## Short problem
Give the data a second time, exactly and in full.

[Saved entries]
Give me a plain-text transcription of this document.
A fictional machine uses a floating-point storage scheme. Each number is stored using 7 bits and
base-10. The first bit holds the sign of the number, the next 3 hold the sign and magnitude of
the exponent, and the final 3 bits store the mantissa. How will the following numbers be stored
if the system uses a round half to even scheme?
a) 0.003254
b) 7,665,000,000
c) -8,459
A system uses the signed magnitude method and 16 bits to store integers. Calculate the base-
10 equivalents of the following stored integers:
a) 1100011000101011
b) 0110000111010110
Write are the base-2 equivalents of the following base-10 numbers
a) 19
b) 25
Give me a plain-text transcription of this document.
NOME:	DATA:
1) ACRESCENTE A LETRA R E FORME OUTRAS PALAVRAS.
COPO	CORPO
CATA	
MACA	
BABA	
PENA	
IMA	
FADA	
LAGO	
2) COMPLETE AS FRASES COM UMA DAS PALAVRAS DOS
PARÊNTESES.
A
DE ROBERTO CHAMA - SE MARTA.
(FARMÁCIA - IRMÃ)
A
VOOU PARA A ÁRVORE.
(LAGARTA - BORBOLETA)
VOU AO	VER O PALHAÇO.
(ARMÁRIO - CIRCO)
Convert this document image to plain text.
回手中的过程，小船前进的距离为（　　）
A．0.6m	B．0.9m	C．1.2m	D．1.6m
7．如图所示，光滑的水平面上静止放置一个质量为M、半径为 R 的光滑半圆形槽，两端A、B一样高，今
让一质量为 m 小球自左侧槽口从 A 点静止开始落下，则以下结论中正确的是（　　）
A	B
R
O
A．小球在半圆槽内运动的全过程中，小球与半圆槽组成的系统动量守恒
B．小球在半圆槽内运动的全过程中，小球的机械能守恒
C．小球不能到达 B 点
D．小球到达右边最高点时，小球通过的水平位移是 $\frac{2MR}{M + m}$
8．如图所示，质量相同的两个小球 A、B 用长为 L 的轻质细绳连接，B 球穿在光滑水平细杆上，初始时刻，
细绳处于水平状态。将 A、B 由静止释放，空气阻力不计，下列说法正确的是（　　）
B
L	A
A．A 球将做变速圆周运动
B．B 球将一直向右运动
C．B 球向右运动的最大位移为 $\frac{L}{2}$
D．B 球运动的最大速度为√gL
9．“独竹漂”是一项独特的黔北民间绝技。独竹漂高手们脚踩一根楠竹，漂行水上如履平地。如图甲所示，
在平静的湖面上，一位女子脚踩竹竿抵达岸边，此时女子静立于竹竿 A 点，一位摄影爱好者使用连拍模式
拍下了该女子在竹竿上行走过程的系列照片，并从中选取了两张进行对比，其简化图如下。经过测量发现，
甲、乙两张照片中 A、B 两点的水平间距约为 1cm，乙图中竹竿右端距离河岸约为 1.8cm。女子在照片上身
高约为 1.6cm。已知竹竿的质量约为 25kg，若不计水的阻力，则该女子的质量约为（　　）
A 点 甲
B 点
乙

## Written solution
Give me a plain-text transcription of this document.
A fictional machine uses a floating-point storage scheme. Each number is stored using 7 bits and
base-10. The first bit holds the sign of the number, the next 3 hold the sign and magnitude of
the exponent, and the final 3 bits store the mantissa. How will the following numbers be stored
if the system uses a round half to even scheme?
a) 0.003254
b) 7,665,000,000
c) -8,459
A system uses the signed magnitude method and 16 bits to store integers. Calculate the base-
10 equivalents of the following stored integers:
a) 1100011000101011
b) 0110000111010110
Write are the base-2 equivalents of the following base-10 numbers
a) 19
b) 25
Give me a plain-text transcription of this document.
NOME:	DATA:
1) ACRESCENTE A LETRA R E FORME OUTRAS PALAVRAS.
COPO	CORPO
CATA	
MACA	
BABA	
PENA	
IMA	
FADA	
LAGO	
2) COMPLETE AS FRASES COM UMA DAS PALAVRAS DOS
PARÊNTESES.
A
DE ROBERTO CHAMA - SE MARTA.
(FARMÁCIA - IRMÃ)
A
VOOU PARA A ÁRVORE.
(LAGARTA - BORBOLETA)
VOU AO	VER O PALHAÇO.
(ARMÁRIO - CIRCO)
Convert this document image to plain text.
回手中的过程，小船前进的距离为（　　）
A．0.6m	B．0.9m	C．1.2m	D．1.6m
7．如图所示，光滑的水平面上静止放置一个质量为M、半径为 R 的光滑半圆形槽，两端A、B一样高，今
让一质量为 m 小球自左侧槽口从 A 点静止开始落下，则以下结论中正确的是（　　）
A	B
R
O
A．小球在半圆槽内运动的全过程中，小球与半圆槽组成的系统动量守恒
B．小球在半圆槽内运动的全过程中，小球的机械能守恒
C．小球不能到达 B 点
D．小球到达右边最高点时，小球通过的水平位移是 $\frac{2MR}{M + m}$
8．如图所示，质量相同的两个小球 A、B 用长为 L 的轻质细绳连接，B 球穿在光滑水平细杆上，初始时刻，
细绳处于水平状态。将 A、B 由静止释放，空气阻力不计，下列说法正确的是（　　）
B
L	A
A．A 球将做变速圆周运动
B．B 球将一直向右运动
C．B 球向右运动的最大位移为 $\frac{L}{2}$
D．B 球运动的最大速度为√gL
9．“独竹漂”是一项独特的黔北民间绝技。独竹漂高手们脚踩一根楠竹，漂行水上如履平地。如图甲所示，
在平静的湖面上，一位女子脚踩竹竿抵达岸边，此时女子静立于竹竿 A 点，一位摄影爱好者使用连拍模式
拍下了该女子在竹竿上行走过程的系列照片，并从中选取了两张进行对比，其简化图如下。经过测量发现，
甲、乙两张照片中 A、B 两点的水平间距约为 1cm，乙图中竹竿右端距离河岸约为 1.8cm。女子在照片上身
高约为 1.6cm。已知竹竿的质量约为 25kg，若不计水的阻力，则该女子的质量约为（　　）
A 点 甲
B 点
乙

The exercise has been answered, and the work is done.